Exercise directions. Leave the pictures out and transcribe every record exactly.

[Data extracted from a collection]
□ □ □
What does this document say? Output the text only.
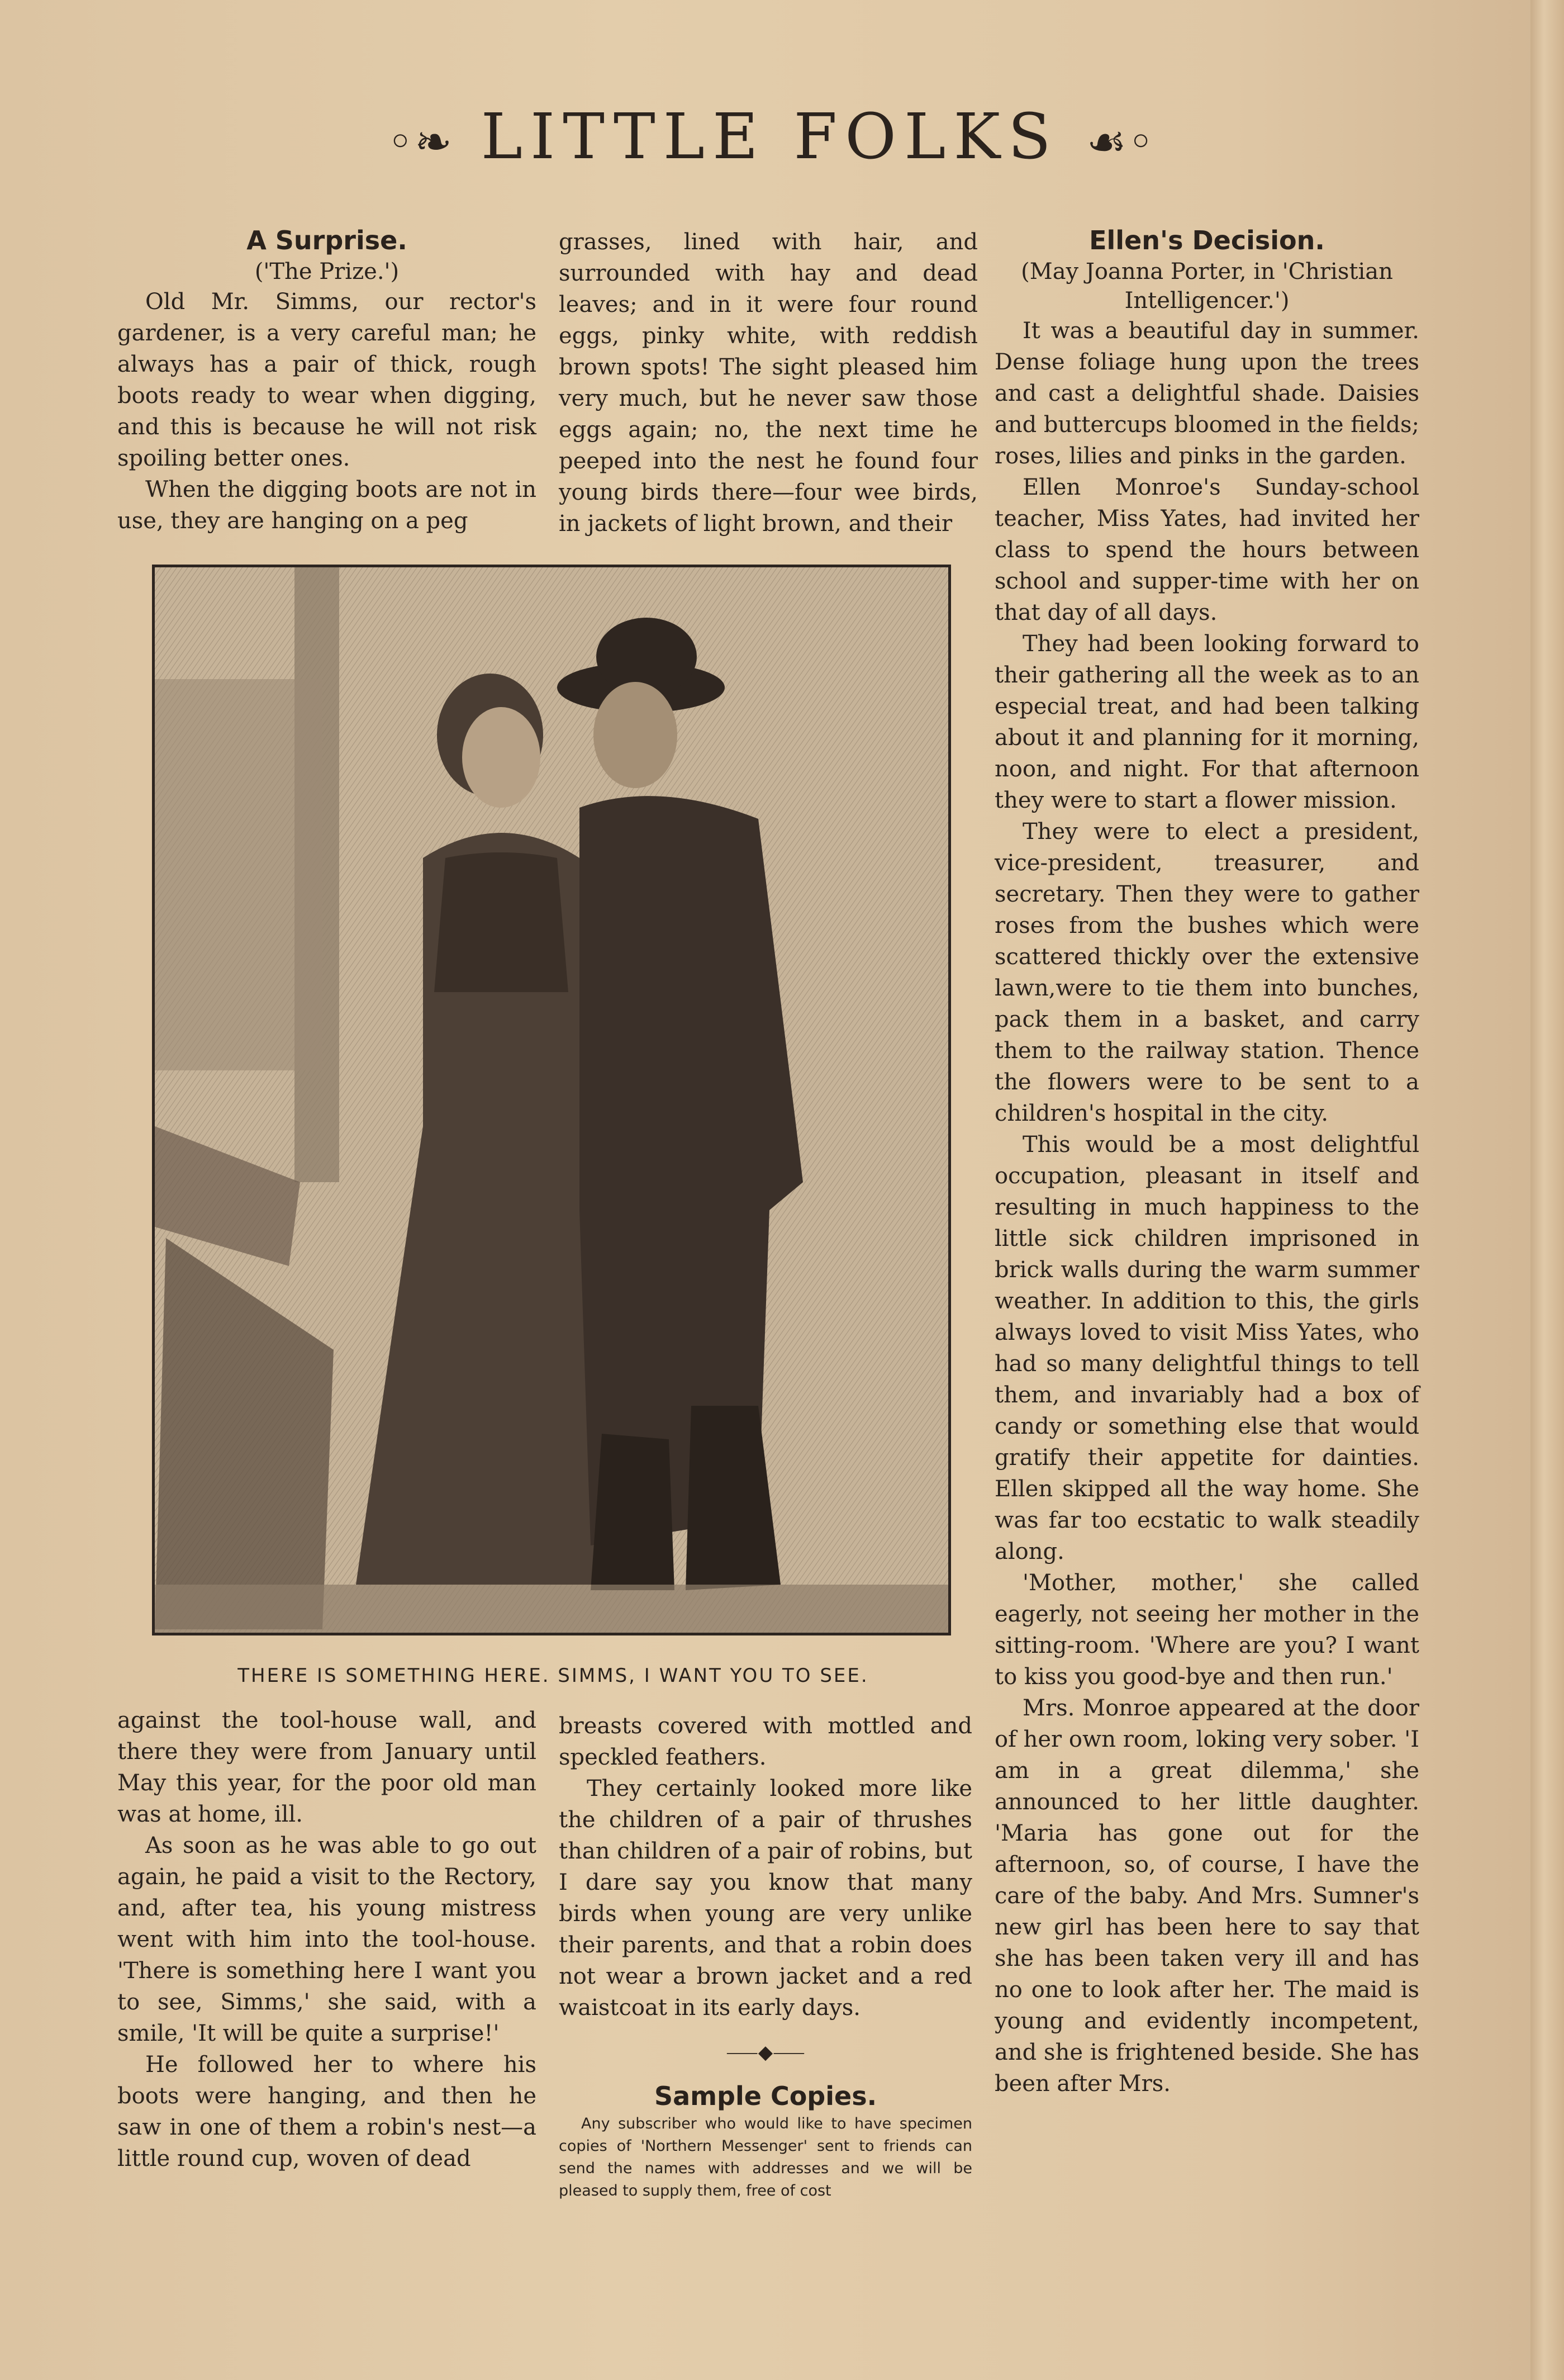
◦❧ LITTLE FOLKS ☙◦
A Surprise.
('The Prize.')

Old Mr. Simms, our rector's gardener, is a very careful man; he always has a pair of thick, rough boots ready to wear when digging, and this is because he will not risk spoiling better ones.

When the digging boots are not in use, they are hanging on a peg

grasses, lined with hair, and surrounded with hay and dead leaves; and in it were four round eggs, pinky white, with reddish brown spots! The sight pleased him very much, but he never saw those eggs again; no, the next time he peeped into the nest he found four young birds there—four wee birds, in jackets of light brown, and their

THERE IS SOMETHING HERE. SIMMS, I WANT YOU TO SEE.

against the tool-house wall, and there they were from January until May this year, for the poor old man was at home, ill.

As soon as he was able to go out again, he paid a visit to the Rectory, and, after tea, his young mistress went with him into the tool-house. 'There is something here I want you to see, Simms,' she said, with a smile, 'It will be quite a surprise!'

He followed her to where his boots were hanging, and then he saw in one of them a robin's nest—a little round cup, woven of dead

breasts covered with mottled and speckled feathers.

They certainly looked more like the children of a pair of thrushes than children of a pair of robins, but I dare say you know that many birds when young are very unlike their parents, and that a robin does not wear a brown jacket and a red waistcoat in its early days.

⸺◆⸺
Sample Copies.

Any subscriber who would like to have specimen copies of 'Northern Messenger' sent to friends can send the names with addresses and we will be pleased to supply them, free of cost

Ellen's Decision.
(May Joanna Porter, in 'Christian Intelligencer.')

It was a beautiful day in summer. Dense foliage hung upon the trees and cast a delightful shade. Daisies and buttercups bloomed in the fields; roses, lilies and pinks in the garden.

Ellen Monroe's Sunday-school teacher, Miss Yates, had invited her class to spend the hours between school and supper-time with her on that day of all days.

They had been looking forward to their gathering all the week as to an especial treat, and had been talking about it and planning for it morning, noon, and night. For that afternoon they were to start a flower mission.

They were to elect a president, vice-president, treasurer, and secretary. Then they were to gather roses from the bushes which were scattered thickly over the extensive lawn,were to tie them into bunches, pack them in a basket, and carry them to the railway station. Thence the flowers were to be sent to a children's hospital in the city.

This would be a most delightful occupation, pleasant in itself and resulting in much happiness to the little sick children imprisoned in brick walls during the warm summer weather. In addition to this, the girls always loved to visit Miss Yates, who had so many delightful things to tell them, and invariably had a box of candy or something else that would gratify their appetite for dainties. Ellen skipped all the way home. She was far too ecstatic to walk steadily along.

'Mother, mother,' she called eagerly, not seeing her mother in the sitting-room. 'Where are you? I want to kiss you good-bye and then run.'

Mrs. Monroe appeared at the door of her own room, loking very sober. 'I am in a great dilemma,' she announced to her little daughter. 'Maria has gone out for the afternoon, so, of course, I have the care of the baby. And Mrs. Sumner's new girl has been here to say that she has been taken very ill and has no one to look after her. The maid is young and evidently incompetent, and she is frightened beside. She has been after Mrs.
□ □ □
Expected answer.
What does this document say? Output the text only.
◦❧ LITTLE FOLKS ☙◦
A Surprise.
('The Prize.')

Old Mr. Simms, our rector's gardener, is a very careful man; he always has a pair of thick, rough boots ready to wear when digging, and this is because he will not risk spoiling better ones.

When the digging boots are not in use, they are hanging on a peg

grasses, lined with hair, and surrounded with hay and dead leaves; and in it were four round eggs, pinky white, with reddish brown spots! The sight pleased him very much, but he never saw those eggs again; no, the next time he peeped into the nest he found four young birds there—four wee birds, in jackets of light brown, and their

THERE IS SOMETHING HERE. SIMMS, I WANT YOU TO SEE.

against the tool-house wall, and there they were from January until May this year, for the poor old man was at home, ill.

As soon as he was able to go out again, he paid a visit to the Rectory, and, after tea, his young mistress went with him into the tool-house. 'There is something here I want you to see, Simms,' she said, with a smile, 'It will be quite a surprise!'

He followed her to where his boots were hanging, and then he saw in one of them a robin's nest—a little round cup, woven of dead

breasts covered with mottled and speckled feathers.

They certainly looked more like the children of a pair of thrushes than children of a pair of robins, but I dare say you know that many birds when young are very unlike their parents, and that a robin does not wear a brown jacket and a red waistcoat in its early days.

⸺◆⸺
Sample Copies.

Any subscriber who would like to have specimen copies of 'Northern Messenger' sent to friends can send the names with addresses and we will be pleased to supply them, free of cost

Ellen's Decision.
(May Joanna Porter, in 'Christian Intelligencer.')

It was a beautiful day in summer. Dense foliage hung upon the trees and cast a delightful shade. Daisies and buttercups bloomed in the fields; roses, lilies and pinks in the garden.

Ellen Monroe's Sunday-school teacher, Miss Yates, had invited her class to spend the hours between school and supper-time with her on that day of all days.

They had been looking forward to their gathering all the week as to an especial treat, and had been talking about it and planning for it morning, noon, and night. For that afternoon they were to start a flower mission.

They were to elect a president, vice-president, treasurer, and secretary. Then they were to gather roses from the bushes which were scattered thickly over the extensive lawn,were to tie them into bunches, pack them in a basket, and carry them to the railway station. Thence the flowers were to be sent to a children's hospital in the city.

This would be a most delightful occupation, pleasant in itself and resulting in much happiness to the little sick children imprisoned in brick walls during the warm summer weather. In addition to this, the girls always loved to visit Miss Yates, who had so many delightful things to tell them, and invariably had a box of candy or something else that would gratify their appetite for dainties. Ellen skipped all the way home. She was far too ecstatic to walk steadily along.

'Mother, mother,' she called eagerly, not seeing her mother in the sitting-room. 'Where are you? I want to kiss you good-bye and then run.'

Mrs. Monroe appeared at the door of her own room, loking very sober. 'I am in a great dilemma,' she announced to her little daughter. 'Maria has gone out for the afternoon, so, of course, I have the care of the baby. And Mrs. Sumner's new girl has been here to say that she has been taken very ill and has no one to look after her. The maid is young and evidently incompetent, and she is frightened beside. She has been after Mrs.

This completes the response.